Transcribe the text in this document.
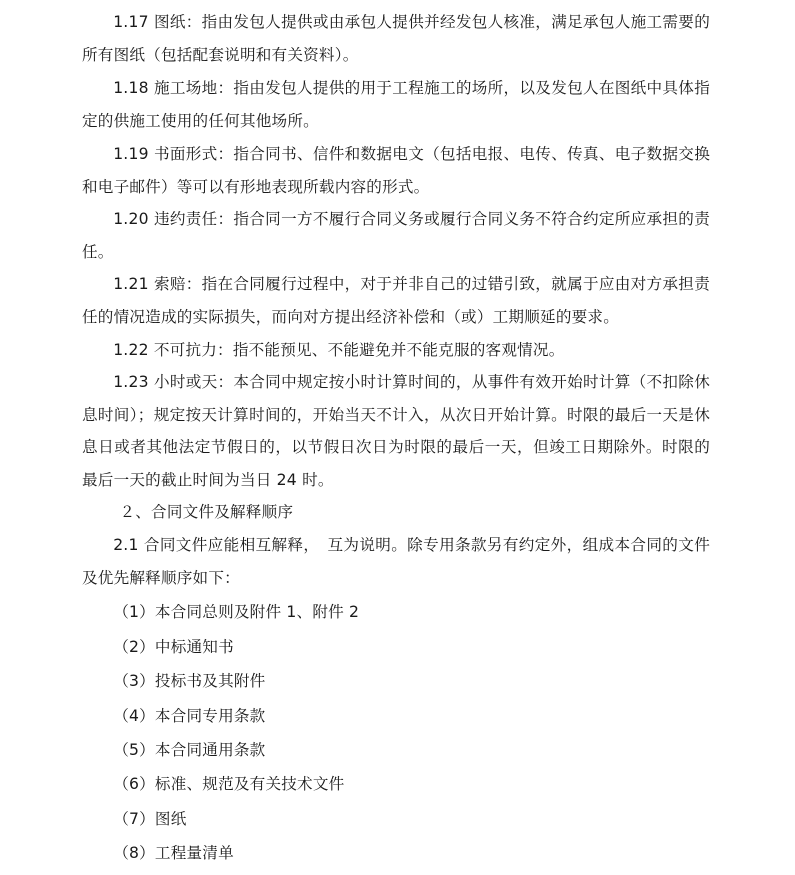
1.17 图纸：指由发包人提供或由承包人提供并经发包人核准，满足承包人施工需要的所有图纸（包括配套说明和有关资料）。

1.18 施工场地：指由发包人提供的用于工程施工的场所，以及发包人在图纸中具体指定的供施工使用的任何其他场所。

1.19 书面形式：指合同书、信件和数据电文（包括电报、电传、传真、电子数据交换和电子邮件）等可以有形地表现所载内容的形式。

1.20 违约责任：指合同一方不履行合同义务或履行合同义务不符合约定所应承担的责任。

1.21 索赔：指在合同履行过程中，对于并非自己的过错引致，就属于应由对方承担责任的情况造成的实际损失，而向对方提出经济补偿和（或）工期顺延的要求。

1.22 不可抗力：指不能预见、不能避免并不能克服的客观情况。

1.23 小时或天：本合同中规定按小时计算时间的，从事件有效开始时计算（不扣除休息时间）；规定按天计算时间的，开始当天不计入，从次日开始计算。时限的最后一天是休息日或者其他法定节假日的，以节假日次日为时限的最后一天，但竣工日期除外。时限的最后一天的截止时间为当日 24 时。

２、合同文件及解释顺序

2.1 合同文件应能相互解释，　互为说明。除专用条款另有约定外，组成本合同的文件及优先解释顺序如下：

（1）本合同总则及附件 1、附件 2

（2）中标通知书

（3）投标书及其附件

（4）本合同专用条款

（5）本合同通用条款

（6）标准、规范及有关技术文件

（7）图纸

（8）工程量清单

============================================================

### Problem to solve
Transcribe every entry word for word, but skip the pictures.

### Answer to the exercise
Transcribe the text in this document.
1.17 图纸：指由发包人提供或由承包人提供并经发包人核准，满足承包人施工需要的所有图纸（包括配套说明和有关资料）。

1.18 施工场地：指由发包人提供的用于工程施工的场所，以及发包人在图纸中具体指定的供施工使用的任何其他场所。

1.19 书面形式：指合同书、信件和数据电文（包括电报、电传、传真、电子数据交换和电子邮件）等可以有形地表现所载内容的形式。

1.20 违约责任：指合同一方不履行合同义务或履行合同义务不符合约定所应承担的责任。

1.21 索赔：指在合同履行过程中，对于并非自己的过错引致，就属于应由对方承担责任的情况造成的实际损失，而向对方提出经济补偿和（或）工期顺延的要求。

1.22 不可抗力：指不能预见、不能避免并不能克服的客观情况。

1.23 小时或天：本合同中规定按小时计算时间的，从事件有效开始时计算（不扣除休息时间）；规定按天计算时间的，开始当天不计入，从次日开始计算。时限的最后一天是休息日或者其他法定节假日的，以节假日次日为时限的最后一天，但竣工日期除外。时限的最后一天的截止时间为当日 24 时。

２、合同文件及解释顺序

2.1 合同文件应能相互解释，　互为说明。除专用条款另有约定外，组成本合同的文件及优先解释顺序如下：

（1）本合同总则及附件 1、附件 2

（2）中标通知书

（3）投标书及其附件

（4）本合同专用条款

（5）本合同通用条款

（6）标准、规范及有关技术文件

（7）图纸

（8）工程量清单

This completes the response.